[Extracted data entries]
•••••

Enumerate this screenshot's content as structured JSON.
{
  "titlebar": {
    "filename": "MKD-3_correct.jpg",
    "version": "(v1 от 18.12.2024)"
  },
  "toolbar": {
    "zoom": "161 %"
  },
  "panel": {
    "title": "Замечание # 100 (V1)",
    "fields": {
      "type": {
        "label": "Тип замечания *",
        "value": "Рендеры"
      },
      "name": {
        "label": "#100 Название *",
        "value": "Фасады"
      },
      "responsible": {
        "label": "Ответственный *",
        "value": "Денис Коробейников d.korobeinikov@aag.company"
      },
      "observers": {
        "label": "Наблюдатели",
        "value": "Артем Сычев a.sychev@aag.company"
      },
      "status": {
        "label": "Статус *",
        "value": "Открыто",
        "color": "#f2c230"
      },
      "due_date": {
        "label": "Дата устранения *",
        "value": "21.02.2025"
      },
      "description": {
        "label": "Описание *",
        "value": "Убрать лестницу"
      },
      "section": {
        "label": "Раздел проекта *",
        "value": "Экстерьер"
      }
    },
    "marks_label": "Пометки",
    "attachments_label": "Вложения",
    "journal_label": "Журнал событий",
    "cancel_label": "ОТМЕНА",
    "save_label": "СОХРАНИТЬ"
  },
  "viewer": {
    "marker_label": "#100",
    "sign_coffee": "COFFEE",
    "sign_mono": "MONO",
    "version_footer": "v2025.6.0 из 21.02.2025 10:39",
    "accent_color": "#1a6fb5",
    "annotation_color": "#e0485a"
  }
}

•••••

§ REQUIRED WORK
Give an exact repetition of all the material.

§ COMPLETE RESPONSE
Enumerate this screenshot's content as structured JSON.
{
  "titlebar": {
    "filename": "MKD-3_correct.jpg",
    "version": "(v1 от 18.12.2024)"
  },
  "toolbar": {
    "zoom": "161 %"
  },
  "panel": {
    "title": "Замечание # 100 (V1)",
    "fields": {
      "type": {
        "label": "Тип замечания *",
        "value": "Рендеры"
      },
      "name": {
        "label": "#100 Название *",
        "value": "Фасады"
      },
      "responsible": {
        "label": "Ответственный *",
        "value": "Денис Коробейников d.korobeinikov@aag.company"
      },
      "observers": {
        "label": "Наблюдатели",
        "value": "Артем Сычев a.sychev@aag.company"
      },
      "status": {
        "label": "Статус *",
        "value": "Открыто",
        "color": "#f2c230"
      },
      "due_date": {
        "label": "Дата устранения *",
        "value": "21.02.2025"
      },
      "description": {
        "label": "Описание *",
        "value": "Убрать лестницу"
      },
      "section": {
        "label": "Раздел проекта *",
        "value": "Экстерьер"
      }
    },
    "marks_label": "Пометки",
    "attachments_label": "Вложения",
    "journal_label": "Журнал событий",
    "cancel_label": "ОТМЕНА",
    "save_label": "СОХРАНИТЬ"
  },
  "viewer": {
    "marker_label": "#100",
    "sign_coffee": "COFFEE",
    "sign_mono": "MONO",
    "version_footer": "v2025.6.0 из 21.02.2025 10:39",
    "accent_color": "#1a6fb5",
    "annotation_color": "#e0485a"
  }
}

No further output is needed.